• TRECHO DA PÁGINA
════════════════

Com o objetivo de ampliar o acesso da mulher às Forças Armadas, observar a igualdade/equidade de gênero e aproveitar o potencial das mulheres, o Presidente da República editou o Decreto n. 12.154/2024 que prevê a possibilidade de a jovem ingressar nas Forças Armadas pelo Serviço Militar Inicial (SMI) na forma da Lei do Serviço Militar (Lei n. 4.375/1964) e Regulamento a Lei do Serviço Militar (Lei n. 4.375/1964).
Apesar de louvável o mérito e objetivo do Decreto n. 12.154/2024 entendemos que o art. 10 é inconstitucional ou ilegal.
O Decreto n. 12.154/2024 em seu art. 10 prevê que a partir do ato oficial de incorporação da jovem, o SMIF se tornará de cumprimento obrigatório.
Art. 10. A partir do ato oficial de incorporação, o serviço militar inicial feminino se tornará de cumprimento obrigatório, e a militar ficará sujeita aos direitos, aos deveres e às penalidades, nos termos do disposto na Lei nº 4.375, de 17 de agosto de 1964, e no Decreto nº 57.654, de 20 de janeiro de 1966.
Pela literalidade do art. 10 do Decreto n. 12.154/2024 a mulher não poderá pedir “baixa” do serviço militar pelo período de cumprimento obrigatório, nos termos da Lei do Serviço Militar – Lei n. 4.375/1964 -, cujo prazo é de 12 meses (art. 6º). O Ministério da Defesa pode reduzir o prazo até 2 (dois) meses ou dilatar até 6 (seis) meses a duração do tempo do Serviço Militar inicial (art. 6º, § 1º).
Ocorre que essa previsão, a nosso ver, é inconstitucional ou até mesmo ilegal, pois a Constituição Federal (§ 2º do art. 143 da CF), a Lei do Serviço Militar (Lei n. 4.375/1964) e a Lei da Regulamentação do serviço militar obrigatório (Lei n. 8.239/1991) dizem que as mulheres são isentas do serviço militar obrigatório.
Constituição Federal[1]
Art. 143. O serviço militar é obrigatório nos termos da lei. (...)
§ 2º As mulheres e os eclesiásticos ficam isentos do serviço militar obrigatório em tempo de paz, sujeitos, porém, a outros encargos que a lei lhes atribuir.
Lei do Serviço Militar (Lei n. 4.375/1964)
Art 2º Todos os brasileiros são obrigados ao Serviço Militar, na forma da presente Lei e sua regulamentação. (...)

════════════════

[Registros de anotação de layout]
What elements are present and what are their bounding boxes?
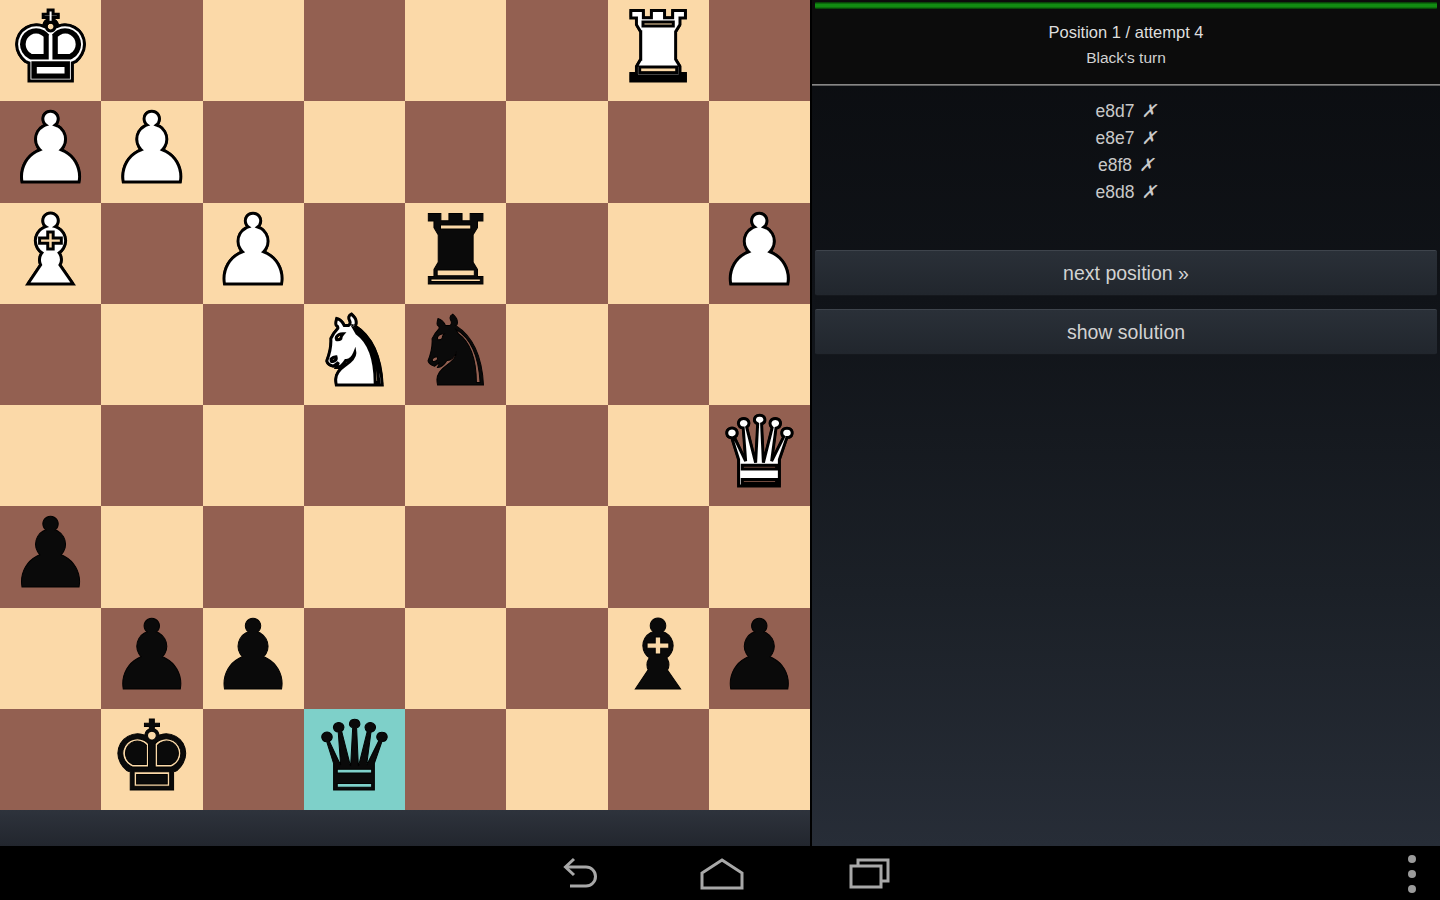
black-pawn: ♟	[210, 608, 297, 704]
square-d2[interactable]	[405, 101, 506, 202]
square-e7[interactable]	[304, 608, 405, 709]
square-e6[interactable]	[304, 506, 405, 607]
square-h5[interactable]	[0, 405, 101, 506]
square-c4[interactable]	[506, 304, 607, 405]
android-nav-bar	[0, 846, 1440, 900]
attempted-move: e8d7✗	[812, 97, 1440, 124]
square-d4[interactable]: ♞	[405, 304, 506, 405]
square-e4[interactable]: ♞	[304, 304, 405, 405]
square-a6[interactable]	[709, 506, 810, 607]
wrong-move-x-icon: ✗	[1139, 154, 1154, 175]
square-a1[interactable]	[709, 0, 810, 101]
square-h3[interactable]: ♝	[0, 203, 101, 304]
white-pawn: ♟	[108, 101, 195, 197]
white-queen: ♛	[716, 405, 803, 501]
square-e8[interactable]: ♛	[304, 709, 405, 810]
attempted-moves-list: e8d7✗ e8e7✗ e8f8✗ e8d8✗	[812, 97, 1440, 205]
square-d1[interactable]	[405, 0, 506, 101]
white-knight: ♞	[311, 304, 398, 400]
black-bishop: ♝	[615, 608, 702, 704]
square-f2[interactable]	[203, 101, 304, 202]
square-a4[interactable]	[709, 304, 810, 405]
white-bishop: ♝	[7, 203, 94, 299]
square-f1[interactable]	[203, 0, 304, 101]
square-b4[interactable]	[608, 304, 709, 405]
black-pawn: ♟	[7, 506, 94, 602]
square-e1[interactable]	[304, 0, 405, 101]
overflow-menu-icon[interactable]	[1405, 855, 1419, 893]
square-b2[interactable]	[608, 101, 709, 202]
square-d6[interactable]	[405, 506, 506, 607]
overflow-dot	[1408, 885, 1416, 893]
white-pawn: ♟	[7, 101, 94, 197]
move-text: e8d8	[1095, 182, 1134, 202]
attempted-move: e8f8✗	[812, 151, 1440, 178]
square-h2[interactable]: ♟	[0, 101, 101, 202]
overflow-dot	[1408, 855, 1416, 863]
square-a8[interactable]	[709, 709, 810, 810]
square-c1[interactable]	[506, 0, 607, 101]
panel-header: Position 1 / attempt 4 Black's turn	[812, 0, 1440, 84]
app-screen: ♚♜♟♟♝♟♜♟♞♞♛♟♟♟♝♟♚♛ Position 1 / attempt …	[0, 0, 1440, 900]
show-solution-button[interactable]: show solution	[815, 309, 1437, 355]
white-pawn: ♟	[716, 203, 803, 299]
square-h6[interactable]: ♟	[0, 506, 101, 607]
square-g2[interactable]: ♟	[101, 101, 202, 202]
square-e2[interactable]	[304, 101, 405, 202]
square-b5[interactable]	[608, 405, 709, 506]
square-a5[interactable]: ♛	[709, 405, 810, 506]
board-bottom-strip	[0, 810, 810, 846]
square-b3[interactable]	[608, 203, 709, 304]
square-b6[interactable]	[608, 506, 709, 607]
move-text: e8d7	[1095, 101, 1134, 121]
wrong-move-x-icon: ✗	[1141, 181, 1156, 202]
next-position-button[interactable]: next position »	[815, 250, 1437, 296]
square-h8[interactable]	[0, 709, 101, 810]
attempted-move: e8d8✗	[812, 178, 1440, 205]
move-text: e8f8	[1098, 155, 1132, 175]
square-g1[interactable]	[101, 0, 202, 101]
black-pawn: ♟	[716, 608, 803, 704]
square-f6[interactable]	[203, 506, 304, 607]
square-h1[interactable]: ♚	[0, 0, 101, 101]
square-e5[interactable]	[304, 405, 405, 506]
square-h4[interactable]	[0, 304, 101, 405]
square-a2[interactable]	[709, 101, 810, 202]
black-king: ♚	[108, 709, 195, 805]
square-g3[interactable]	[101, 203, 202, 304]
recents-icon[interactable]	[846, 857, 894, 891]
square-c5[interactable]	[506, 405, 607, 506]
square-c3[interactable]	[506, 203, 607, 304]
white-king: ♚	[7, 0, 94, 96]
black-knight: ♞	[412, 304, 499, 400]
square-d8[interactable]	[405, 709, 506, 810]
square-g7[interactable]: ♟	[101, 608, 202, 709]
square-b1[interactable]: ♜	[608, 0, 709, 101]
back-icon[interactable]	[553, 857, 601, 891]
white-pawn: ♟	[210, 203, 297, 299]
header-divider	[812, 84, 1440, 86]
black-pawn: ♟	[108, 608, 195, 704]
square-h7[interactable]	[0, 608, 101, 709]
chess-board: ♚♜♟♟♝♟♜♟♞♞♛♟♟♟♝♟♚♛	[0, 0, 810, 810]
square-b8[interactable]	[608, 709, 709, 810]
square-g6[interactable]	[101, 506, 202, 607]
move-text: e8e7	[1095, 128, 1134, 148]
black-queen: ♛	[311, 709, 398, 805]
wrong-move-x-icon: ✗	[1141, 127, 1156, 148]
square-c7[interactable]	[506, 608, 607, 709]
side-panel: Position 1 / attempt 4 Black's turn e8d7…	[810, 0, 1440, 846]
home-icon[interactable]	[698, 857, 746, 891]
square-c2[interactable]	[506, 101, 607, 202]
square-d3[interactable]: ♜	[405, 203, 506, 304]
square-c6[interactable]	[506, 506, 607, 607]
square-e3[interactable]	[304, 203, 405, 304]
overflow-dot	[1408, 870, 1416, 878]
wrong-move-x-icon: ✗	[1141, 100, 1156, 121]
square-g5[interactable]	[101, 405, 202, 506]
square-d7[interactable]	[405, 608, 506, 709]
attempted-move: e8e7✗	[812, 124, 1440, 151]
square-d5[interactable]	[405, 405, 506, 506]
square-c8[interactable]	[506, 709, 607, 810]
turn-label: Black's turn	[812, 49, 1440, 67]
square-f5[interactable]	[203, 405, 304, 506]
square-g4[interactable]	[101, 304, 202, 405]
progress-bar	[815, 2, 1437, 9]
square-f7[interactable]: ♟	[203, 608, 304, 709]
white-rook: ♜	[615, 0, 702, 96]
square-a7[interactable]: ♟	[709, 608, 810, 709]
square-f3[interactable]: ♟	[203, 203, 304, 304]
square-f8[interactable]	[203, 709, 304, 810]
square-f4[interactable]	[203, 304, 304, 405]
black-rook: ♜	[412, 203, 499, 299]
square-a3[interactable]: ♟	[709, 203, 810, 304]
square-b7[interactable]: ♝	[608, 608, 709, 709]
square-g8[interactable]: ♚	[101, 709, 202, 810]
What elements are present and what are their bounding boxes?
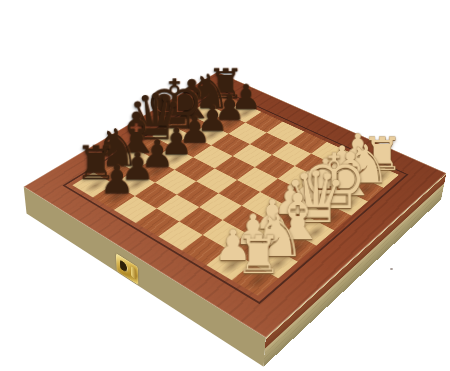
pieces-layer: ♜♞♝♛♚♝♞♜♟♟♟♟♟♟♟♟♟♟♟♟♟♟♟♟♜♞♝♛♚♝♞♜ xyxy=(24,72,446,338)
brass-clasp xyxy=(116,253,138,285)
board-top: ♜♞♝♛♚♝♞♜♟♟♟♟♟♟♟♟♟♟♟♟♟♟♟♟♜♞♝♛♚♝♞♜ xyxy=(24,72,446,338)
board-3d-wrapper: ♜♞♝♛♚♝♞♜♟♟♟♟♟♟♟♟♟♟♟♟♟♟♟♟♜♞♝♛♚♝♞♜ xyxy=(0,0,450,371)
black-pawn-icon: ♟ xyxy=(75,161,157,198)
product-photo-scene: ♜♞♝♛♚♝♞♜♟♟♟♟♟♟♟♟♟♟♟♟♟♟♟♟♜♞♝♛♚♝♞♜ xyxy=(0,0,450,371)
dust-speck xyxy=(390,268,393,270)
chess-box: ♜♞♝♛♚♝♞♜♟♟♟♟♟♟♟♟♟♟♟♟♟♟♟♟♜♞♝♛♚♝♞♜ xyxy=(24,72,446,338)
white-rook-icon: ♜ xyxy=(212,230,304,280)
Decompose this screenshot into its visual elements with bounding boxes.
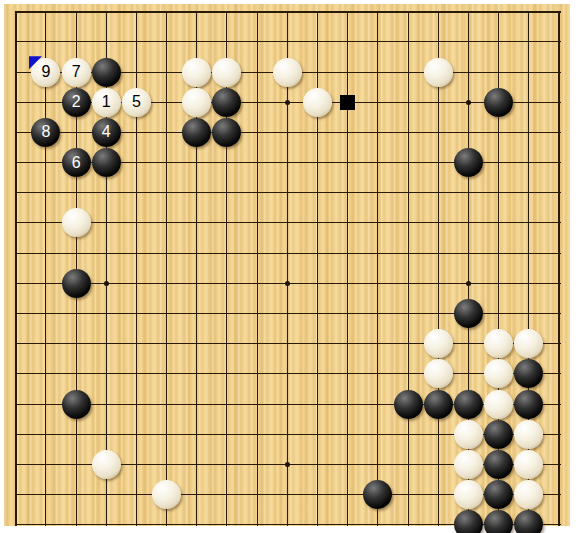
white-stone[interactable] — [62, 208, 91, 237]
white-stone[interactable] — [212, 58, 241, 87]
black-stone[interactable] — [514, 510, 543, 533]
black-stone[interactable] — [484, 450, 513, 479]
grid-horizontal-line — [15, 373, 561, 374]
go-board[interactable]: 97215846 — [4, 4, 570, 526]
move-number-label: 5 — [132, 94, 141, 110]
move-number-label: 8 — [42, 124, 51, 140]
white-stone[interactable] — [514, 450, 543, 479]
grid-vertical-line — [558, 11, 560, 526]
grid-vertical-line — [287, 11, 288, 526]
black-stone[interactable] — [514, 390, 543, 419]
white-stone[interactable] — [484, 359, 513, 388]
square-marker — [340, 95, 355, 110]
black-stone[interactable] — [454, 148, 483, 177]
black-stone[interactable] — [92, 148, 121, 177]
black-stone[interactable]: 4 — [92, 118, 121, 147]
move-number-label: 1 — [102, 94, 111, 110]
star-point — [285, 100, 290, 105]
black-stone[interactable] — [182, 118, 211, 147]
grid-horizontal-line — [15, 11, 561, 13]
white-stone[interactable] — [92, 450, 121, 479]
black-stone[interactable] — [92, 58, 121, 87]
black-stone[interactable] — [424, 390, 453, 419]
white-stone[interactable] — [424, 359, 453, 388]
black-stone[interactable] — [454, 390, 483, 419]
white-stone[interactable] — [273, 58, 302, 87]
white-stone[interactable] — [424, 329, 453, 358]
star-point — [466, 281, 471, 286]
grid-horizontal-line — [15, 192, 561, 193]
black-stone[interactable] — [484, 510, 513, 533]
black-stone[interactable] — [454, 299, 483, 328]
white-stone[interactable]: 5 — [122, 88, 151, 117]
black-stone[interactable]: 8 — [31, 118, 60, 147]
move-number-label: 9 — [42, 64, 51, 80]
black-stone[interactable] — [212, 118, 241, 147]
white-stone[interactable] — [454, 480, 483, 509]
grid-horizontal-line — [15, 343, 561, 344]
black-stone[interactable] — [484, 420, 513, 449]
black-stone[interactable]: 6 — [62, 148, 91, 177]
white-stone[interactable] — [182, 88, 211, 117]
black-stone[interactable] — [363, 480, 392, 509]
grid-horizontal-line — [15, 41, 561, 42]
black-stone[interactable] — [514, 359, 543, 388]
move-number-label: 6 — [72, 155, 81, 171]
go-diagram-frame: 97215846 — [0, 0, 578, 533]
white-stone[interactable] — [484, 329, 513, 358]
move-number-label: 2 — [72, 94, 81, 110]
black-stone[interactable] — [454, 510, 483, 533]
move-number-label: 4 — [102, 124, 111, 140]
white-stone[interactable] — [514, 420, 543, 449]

════════════════

• INSTRUÇÃO 1
Reproduza, sem alterações, o trecho dos registros que se inicia na linha que contém "608, 297, 704]" e se encerra na linha que contém "203, 94, 299]", ambas incluídas.
• INSTRUÇÃO 2
Prossiga a redação do texto sobre o serviço militar feminino, dando sequência ao último trecho apresentado.

• RESULTADO 1
black-pawn: ♟	[210, 608, 297, 704]
square-d2[interactable]	[405, 101, 506, 202]
square-e7[interactable]	[304, 608, 405, 709]
square-e6[interactable]	[304, 506, 405, 607]
square-h5[interactable]	[0, 405, 101, 506]
square-c4[interactable]	[506, 304, 607, 405]
android-nav-bar	[0, 846, 1440, 900]
attempted-move: e8d7✗	[812, 97, 1440, 124]
square-d4[interactable]: ♞	[405, 304, 506, 405]
square-e4[interactable]: ♞	[304, 304, 405, 405]
square-a6[interactable]	[709, 506, 810, 607]
wrong-move-x-icon: ✗	[1139, 154, 1154, 175]
square-a1[interactable]	[709, 0, 810, 101]
square-h3[interactable]: ♝	[0, 203, 101, 304]
white-pawn: ♟	[108, 101, 195, 197]
white-queen: ♛	[716, 405, 803, 501]
square-e8[interactable]: ♛	[304, 709, 405, 810]
attempted-moves-list: e8d7✗ e8e7✗ e8f8✗ e8d8✗	[812, 97, 1440, 205]
square-d1[interactable]	[405, 0, 506, 101]
white-knight: ♞	[311, 304, 398, 400]
black-bishop: ♝	[615, 608, 702, 704]
square-f2[interactable]	[203, 101, 304, 202]
square-a4[interactable]	[709, 304, 810, 405]
white-bishop: ♝	[7, 203, 94, 299]

• RESULTADO 2
§ 2º As mulheres ficam isentas do Serviço Militar em tempo de paz e, de acôrdo com suas aptidões, sujeitas aos encargos do interêsse da mobilização.
Lei da Regulamentação dos §§1º e 2º do art. 143 da CF/88 (Lei n. 8.239/1991)
Art. 5º As mulheres e os eclesiásticos ficam isentos do Serviço Militar Obrigatório em tempo de paz, sujeitos, porém, de acordo com suas aptidões, a encargos do interesse da mobilização.
A voluntariedade no alistamento e ingresso não pode se transformar em permanência compulsória, pois não deixa de ser uma forma de forçar a prestação de serviço militar, ou seja, serviço militar feminino obrigatório de forma indireta.
Logo, qualquer serviço militar obrigatório para mulheres, em tempo de paz, deve ser facultativo, seja para ingressar ou para continuar, no caso das mulheres que optaram por ingressar.
Na linha do constitucionalista Pedro Lenza[2] as mulheres e os eclesiásticos não podem em tempos de paz estarem sujeitos à compulsoriedade da prestação do serviço militar. E na mesma posição a doutrina administrativista militar de Antônio Pereira Duarte[3] em que a mulher, diante da previsão constitucional, não está obrigada à prestação de serviço de natureza essencialmente militar.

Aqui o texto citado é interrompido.